TEXTO DA PÁGINA:
● ● ●
Da mesma forma, há fatores que podem ser considerados protetores contra o suicídio, como flexibilidade cognitiva; disposição para buscar ajuda; bom relacionamento familiar e apoio em situações de necessidade; senso de responsabilidade em relação à família; e presença de filhos, gravidez ou crianças pequenas em casa. Fatores socioculturais como integração em grupos sociais, prática religiosa ou outras práticas coletivas e, ainda, a disponibilidade dos serviços de saúde mental e boa relação terapêutica são considerados fatores de proteção. Deve-se compreender, entretanto, que esses fatores apenas apontam para pontos de apoio para cada paciente e precisam ser considerados em um contexto mais amplo.
● ● ●
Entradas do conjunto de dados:

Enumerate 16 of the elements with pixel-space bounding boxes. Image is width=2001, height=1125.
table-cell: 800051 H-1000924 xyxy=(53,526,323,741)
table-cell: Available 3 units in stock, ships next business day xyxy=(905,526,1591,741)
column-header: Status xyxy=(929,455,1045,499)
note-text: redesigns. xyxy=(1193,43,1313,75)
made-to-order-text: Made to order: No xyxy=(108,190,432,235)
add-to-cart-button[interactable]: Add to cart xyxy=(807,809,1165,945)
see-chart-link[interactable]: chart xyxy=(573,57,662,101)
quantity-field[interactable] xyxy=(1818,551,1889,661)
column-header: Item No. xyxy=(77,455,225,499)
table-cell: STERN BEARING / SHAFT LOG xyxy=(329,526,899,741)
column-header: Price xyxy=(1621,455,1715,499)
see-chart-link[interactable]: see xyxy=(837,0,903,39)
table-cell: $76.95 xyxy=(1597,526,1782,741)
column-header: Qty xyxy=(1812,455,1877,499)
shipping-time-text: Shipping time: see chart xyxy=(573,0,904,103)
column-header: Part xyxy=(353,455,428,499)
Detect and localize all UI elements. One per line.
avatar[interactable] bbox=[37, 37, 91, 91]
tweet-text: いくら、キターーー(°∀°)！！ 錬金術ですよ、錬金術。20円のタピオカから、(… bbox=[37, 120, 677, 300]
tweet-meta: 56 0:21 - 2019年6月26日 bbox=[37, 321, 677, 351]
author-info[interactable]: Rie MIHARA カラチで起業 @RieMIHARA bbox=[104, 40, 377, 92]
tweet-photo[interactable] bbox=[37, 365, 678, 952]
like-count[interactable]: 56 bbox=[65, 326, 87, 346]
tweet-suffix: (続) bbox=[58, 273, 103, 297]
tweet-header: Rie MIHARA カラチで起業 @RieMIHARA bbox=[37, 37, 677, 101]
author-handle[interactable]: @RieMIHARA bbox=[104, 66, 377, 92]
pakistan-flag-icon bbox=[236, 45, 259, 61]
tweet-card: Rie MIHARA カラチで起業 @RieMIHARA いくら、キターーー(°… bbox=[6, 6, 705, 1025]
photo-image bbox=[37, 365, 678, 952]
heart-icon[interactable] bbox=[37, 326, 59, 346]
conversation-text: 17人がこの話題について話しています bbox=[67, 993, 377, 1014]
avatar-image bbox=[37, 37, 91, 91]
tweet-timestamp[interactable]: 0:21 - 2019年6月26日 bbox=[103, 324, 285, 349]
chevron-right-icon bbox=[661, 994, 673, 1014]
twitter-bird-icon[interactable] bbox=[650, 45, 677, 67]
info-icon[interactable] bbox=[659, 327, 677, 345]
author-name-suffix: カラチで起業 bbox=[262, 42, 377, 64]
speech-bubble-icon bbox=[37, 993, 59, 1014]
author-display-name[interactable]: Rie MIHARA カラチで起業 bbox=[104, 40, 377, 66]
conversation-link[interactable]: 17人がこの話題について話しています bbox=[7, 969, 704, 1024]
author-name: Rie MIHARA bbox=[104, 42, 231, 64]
● ● ●
ENUNCIADO A: Copie do texto sobre fatores de proteção contra o suicídio tudo o que vai desde "Da mesma forma, há" até "contexto mais amplo.".
ENUNCIADO B: Segundo o texto sobre fatores de proteção contra o suicídio, para o que esses fatores apenas apontam?
ENUNCIADO C: Por favor, dê sequência ao texto sobre fatores de proteção contra o suicídio a partir do ponto em que ele termina.
As linhas são um material à parte, independente do texto da página.

RESPOSTA A:
Da mesma forma, há fatores que podem ser considerados protetores contra o suicídio, como flexibilidade cognitiva; disposição para buscar ajuda; bom relacionamento familiar e apoio em situações de necessidade; senso de responsabilidade em relação à família; e presença de filhos, gravidez ou crianças pequenas em casa. Fatores socioculturais como integração em grupos sociais, prática religiosa ou outras práticas coletivas e, ainda, a disponibilidade dos serviços de saúde mental e boa relação terapêutica são considerados fatores de proteção. Deve-se compreender, entretanto, que esses fatores apenas apontam para pontos de apoio para cada paciente e precisam ser considerados em um contexto mais amplo.

RESPOSTA B: Para pontos de apoio para cada paciente.

RESPOSTA C:
O cuidado com pessoas que tentaram o suicídio deve ser contínuo. O encaminhamento para serviços especializados, então, aparece como trabalho indispensável no tratamento e prevenção desses casos. Após a avaliação de riscos de cada paciente, dentro das instituições hospitalares, alguns caminhos são possíveis para encaminhar essas pessoas para acompanhamento e tratamento em serviços de saúde mental, considerando que muitos serviços de Psicologia Hospitalar não possuem serviços ambulatoriais e especializados para acompanhamento prolongado desse tipo de demanda.
Pacientes cuja tentativa de suicídio se relacione com eventos precipitantes e específicos, com planejamento e método de baixa letalidade, apresentando suporte familiar e social estável, e com repertório de autocuidado são encaminhados para atendimento e acompanhamento ambulatorial, recebendo alta dos serviços emergenciais (Botega, 2010).
Casos de pensamento suicida crônico, que apresentem históricos de autolesão sem repercussão grave, são encaminhados diretamente para serviços ambulatoriais (Botega, 2010). Segundo Botega (2010, p. 94), um encaminhamento bem embasado e cuidadoso pode ser a primeira intervenção de reorganização de pacientes em sofrimento emocional, repercutindo em todo seu tratamento após o ato suicida.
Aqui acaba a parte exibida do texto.